▶ **Your goal**:
In the article on the letter to a Penn State player, what game did Paterno's Nittany Lions play against the Miami Hurricanes in 1987?

▶ **Excerpt provided**:
..........
Why demeaning letter to Penn State player doesn't stun me

I wasn’t exactly surprised to hear this week that a Penn State alumnus sent safety Jonathan Sutherland a letter complaining about his dreadlocks and lamenting the era when football players conformed to a restrictive code of appearance. But maybe that’s because I grew up in central Pennsylvania, so I’ve been hearing sentiments like this for years.

Dave Peterson, a 1966 graduate of Penn State, told writer Chip Minemyer that he didn’t mean to incite a social media firestorm after Sunderland's teammates shared online the letter that has widely been condemned as racist.

“I was just disgruntled about some of the hairdos that we're seeing,” Petersen told Minemyer. “You think of Penn State as a bunch of clean-cut guys. And you do see so many who are clean-cut. But the tattoos and the hair — there are a lot of guys with hair coming down their backs and it just looks awful.”

This is not exactly an anomalous way of thinking, particularly among older generations of Penn State fans. It's a group that still feels a sentimental attachment to the Joe Paterno era, even after it ended in the horrifying cloud of the Jerry Sandusky scandal. There has long been a sense that Penn State existed somewhere out of time; the town’s quaint nickname, Happy Valley, alluded to a sort of Pleasantville that wouldn’t succumb to the whims of modernity.

That ethos was personified in 1987, when Paterno's "clean cut" Nittany Lions faced off against the brash Miami Hurricanes in the Fiesta Bowl. Their stunning victory over the Hurricanes to win the national championship became a heavy-handed metaphor, with Penn State portrayed as the good guys and Miami seen as loudmouths and scofflaws.

All these years later, Petersen told Minemyer, he wants Penn State’s players to “get cleaned up” and stop looking like “Miami and Florida State guys.”

The subtext of that is clear now; it’s not even subtext anymore. This is a statement about race and about Miami and Florida State being some of the first programs that allowed black players to express themselves fully and completely both on and off the field. And the fact that a letter like this surfaced is probably not a coincidence.
..........
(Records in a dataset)
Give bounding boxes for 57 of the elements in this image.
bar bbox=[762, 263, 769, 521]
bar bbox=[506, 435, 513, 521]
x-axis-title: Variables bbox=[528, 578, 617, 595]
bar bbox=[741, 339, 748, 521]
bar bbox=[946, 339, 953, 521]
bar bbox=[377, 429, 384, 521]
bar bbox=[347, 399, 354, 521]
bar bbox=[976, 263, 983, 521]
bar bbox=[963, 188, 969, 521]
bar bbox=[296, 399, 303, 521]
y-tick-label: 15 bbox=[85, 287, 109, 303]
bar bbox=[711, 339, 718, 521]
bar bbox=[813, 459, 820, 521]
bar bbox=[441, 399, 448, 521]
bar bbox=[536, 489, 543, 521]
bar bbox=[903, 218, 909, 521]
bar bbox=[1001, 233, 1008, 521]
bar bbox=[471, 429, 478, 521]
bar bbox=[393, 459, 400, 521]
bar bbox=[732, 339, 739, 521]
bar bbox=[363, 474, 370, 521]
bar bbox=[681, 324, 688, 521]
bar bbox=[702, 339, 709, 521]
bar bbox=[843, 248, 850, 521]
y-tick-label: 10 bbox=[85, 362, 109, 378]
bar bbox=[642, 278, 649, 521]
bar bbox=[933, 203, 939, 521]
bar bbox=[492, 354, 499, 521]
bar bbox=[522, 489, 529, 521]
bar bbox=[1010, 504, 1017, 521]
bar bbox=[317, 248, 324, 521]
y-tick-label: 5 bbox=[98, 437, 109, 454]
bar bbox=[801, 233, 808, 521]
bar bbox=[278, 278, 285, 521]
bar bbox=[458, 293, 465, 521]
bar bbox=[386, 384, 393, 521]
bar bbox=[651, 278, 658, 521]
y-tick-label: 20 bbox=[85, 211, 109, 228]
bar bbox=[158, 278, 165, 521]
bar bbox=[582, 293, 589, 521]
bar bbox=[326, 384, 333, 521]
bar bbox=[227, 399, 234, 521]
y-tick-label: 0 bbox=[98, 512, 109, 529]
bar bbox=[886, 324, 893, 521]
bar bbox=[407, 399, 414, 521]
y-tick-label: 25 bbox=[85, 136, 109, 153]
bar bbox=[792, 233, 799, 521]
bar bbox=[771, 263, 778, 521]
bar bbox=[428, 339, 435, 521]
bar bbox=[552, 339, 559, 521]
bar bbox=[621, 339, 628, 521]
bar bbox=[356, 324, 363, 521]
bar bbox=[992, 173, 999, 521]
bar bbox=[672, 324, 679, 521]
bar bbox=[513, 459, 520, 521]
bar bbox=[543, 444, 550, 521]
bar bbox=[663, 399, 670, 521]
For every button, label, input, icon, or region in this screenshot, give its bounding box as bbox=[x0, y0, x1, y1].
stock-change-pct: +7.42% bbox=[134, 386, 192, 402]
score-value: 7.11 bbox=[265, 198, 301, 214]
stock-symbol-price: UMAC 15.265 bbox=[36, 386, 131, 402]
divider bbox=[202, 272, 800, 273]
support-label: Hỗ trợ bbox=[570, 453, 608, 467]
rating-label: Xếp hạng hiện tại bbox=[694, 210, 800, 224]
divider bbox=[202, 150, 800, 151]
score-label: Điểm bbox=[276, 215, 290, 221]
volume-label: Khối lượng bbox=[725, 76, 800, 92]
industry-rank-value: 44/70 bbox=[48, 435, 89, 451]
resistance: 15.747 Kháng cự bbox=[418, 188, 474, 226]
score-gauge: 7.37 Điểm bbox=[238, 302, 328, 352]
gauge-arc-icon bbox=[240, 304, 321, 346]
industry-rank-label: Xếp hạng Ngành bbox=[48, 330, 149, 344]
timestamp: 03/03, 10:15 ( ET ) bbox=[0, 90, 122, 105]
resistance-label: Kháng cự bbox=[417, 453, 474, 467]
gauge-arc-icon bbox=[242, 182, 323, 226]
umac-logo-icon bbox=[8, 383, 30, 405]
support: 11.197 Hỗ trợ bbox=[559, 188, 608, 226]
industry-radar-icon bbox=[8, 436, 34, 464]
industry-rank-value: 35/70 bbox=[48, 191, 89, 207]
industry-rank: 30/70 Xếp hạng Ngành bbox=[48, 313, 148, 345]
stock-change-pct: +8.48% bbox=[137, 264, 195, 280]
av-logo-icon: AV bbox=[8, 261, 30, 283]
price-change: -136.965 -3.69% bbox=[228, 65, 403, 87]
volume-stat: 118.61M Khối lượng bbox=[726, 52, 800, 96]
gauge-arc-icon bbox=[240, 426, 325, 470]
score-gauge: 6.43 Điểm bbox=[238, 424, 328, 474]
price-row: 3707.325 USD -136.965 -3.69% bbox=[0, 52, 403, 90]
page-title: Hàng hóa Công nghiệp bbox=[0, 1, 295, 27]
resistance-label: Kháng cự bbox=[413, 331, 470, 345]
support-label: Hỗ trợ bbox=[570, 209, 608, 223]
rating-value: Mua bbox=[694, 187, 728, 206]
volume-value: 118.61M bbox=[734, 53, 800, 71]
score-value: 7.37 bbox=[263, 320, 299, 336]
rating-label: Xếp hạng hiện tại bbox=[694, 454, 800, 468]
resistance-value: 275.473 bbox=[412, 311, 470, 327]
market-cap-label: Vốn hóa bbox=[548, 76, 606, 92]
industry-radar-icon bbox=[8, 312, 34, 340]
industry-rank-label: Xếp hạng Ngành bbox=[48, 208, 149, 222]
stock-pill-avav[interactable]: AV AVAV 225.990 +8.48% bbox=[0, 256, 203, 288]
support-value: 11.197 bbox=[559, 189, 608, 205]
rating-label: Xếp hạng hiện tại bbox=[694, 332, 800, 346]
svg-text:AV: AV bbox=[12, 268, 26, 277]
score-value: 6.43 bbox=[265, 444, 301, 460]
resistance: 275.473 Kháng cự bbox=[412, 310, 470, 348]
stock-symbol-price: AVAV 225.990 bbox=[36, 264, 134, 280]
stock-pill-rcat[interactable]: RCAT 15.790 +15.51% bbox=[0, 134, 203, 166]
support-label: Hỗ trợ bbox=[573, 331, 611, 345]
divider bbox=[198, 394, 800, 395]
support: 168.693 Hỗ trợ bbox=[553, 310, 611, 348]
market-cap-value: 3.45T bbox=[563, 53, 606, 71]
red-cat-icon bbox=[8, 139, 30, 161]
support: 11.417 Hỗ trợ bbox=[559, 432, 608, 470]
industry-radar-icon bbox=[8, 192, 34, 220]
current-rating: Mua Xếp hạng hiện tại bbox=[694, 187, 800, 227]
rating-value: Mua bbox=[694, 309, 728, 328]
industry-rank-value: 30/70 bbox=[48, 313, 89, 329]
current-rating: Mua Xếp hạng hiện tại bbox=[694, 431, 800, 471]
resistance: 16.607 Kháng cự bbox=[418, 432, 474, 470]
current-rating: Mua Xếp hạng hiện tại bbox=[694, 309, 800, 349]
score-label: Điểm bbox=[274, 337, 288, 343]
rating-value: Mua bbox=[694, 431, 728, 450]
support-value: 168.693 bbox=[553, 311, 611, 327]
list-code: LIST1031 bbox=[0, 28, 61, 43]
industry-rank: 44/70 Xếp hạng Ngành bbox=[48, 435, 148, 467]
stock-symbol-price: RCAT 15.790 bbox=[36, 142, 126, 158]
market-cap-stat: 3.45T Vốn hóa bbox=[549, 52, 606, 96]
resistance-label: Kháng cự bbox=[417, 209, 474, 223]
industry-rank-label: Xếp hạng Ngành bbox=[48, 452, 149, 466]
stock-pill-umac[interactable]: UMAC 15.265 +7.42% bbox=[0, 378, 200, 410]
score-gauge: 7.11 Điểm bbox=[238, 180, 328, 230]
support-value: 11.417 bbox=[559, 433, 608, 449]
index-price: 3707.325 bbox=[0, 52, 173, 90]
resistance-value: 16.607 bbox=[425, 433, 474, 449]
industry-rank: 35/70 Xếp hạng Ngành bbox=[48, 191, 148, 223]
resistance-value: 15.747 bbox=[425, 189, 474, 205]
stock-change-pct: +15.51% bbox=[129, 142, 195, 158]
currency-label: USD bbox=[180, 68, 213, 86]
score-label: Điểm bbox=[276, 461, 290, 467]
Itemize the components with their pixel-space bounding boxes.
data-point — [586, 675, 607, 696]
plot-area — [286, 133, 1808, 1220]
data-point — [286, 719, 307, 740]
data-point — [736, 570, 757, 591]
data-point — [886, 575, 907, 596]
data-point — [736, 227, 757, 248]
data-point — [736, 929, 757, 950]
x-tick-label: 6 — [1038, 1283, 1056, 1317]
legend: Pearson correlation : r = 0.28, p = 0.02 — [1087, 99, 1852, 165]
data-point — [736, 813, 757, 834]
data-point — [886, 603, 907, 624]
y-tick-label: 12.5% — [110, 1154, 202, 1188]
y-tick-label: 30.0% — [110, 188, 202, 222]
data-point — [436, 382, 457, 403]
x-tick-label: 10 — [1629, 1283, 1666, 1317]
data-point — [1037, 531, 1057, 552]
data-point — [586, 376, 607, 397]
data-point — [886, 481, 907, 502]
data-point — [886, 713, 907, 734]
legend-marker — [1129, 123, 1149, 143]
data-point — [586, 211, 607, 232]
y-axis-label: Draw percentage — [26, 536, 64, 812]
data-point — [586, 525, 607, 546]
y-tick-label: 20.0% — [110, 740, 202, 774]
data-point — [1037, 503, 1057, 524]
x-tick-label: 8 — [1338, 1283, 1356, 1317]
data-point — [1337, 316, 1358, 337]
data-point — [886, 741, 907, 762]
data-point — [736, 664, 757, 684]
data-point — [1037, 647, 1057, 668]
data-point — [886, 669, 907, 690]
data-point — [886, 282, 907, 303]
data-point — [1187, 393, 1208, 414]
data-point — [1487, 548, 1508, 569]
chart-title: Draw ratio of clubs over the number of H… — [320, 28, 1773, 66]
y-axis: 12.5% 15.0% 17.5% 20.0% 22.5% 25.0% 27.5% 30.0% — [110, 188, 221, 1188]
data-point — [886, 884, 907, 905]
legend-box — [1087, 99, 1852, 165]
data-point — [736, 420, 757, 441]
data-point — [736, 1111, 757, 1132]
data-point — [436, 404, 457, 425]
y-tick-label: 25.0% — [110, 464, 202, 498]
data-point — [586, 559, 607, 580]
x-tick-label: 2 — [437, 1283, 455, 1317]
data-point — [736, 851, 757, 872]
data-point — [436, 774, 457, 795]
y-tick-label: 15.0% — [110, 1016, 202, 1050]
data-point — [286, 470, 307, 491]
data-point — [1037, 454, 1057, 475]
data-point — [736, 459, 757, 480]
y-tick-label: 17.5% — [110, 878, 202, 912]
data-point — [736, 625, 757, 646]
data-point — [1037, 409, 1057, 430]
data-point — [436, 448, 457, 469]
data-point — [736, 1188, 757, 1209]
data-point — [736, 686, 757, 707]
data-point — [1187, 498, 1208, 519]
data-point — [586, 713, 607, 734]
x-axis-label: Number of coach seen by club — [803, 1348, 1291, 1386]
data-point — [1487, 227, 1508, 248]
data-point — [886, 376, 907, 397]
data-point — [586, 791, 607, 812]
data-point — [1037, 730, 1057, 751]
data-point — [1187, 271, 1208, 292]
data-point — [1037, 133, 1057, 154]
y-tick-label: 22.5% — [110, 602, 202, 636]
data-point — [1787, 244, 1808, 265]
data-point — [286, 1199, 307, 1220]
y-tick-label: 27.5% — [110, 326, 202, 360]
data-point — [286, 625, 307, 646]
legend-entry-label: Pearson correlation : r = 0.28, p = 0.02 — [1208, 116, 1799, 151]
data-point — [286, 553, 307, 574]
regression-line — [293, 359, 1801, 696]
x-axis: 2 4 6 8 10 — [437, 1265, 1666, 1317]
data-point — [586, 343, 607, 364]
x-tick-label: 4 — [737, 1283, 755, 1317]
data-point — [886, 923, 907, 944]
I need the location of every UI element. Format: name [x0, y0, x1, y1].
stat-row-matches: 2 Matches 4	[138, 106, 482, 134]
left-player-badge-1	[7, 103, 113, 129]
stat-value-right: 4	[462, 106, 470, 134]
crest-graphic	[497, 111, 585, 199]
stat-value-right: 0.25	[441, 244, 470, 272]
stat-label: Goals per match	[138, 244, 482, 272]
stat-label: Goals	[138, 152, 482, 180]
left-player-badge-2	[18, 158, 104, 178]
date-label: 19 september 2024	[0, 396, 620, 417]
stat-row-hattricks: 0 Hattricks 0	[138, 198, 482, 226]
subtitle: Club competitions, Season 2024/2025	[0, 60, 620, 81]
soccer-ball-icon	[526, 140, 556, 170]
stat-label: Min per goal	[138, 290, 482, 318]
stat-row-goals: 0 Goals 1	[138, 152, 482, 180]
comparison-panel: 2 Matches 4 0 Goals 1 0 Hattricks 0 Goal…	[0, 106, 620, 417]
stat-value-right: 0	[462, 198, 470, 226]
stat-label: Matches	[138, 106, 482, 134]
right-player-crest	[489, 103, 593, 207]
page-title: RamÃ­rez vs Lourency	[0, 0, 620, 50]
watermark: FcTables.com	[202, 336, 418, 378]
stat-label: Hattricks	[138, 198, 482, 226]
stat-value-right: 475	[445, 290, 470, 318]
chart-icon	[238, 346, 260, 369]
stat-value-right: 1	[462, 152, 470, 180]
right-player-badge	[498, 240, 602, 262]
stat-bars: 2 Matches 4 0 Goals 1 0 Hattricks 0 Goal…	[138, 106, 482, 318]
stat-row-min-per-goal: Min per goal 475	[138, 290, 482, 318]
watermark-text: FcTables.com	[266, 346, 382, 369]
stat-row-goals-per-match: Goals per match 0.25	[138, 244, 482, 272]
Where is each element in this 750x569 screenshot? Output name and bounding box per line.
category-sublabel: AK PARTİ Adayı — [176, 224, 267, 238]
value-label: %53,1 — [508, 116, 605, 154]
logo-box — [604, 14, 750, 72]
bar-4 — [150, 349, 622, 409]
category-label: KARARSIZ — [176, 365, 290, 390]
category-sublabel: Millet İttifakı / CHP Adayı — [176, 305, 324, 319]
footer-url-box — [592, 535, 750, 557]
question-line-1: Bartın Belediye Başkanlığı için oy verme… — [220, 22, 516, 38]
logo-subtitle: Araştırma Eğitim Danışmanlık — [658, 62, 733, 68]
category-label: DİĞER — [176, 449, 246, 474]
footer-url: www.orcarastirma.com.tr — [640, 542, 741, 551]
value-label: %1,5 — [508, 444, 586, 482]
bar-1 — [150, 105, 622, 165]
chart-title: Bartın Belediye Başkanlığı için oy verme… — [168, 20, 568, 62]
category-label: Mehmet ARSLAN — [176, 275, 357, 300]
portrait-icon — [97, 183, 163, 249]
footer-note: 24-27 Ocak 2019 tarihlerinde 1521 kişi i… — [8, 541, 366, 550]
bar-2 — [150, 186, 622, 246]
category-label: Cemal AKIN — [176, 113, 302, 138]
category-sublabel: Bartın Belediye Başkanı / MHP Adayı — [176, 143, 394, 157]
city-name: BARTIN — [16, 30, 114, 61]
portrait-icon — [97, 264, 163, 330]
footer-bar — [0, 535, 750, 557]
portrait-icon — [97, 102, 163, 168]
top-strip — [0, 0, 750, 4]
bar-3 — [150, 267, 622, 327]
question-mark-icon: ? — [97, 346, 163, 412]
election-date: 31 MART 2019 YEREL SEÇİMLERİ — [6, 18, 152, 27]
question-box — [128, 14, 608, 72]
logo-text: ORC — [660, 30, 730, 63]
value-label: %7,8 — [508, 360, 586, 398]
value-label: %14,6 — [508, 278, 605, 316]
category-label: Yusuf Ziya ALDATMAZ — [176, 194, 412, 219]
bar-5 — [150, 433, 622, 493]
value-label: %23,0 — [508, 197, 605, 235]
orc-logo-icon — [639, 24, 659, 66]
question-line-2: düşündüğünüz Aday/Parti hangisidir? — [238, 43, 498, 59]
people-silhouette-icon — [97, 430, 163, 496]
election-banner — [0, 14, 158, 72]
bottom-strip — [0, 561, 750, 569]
..........
▶ **Output of the task**:
The Fiesta Bowl.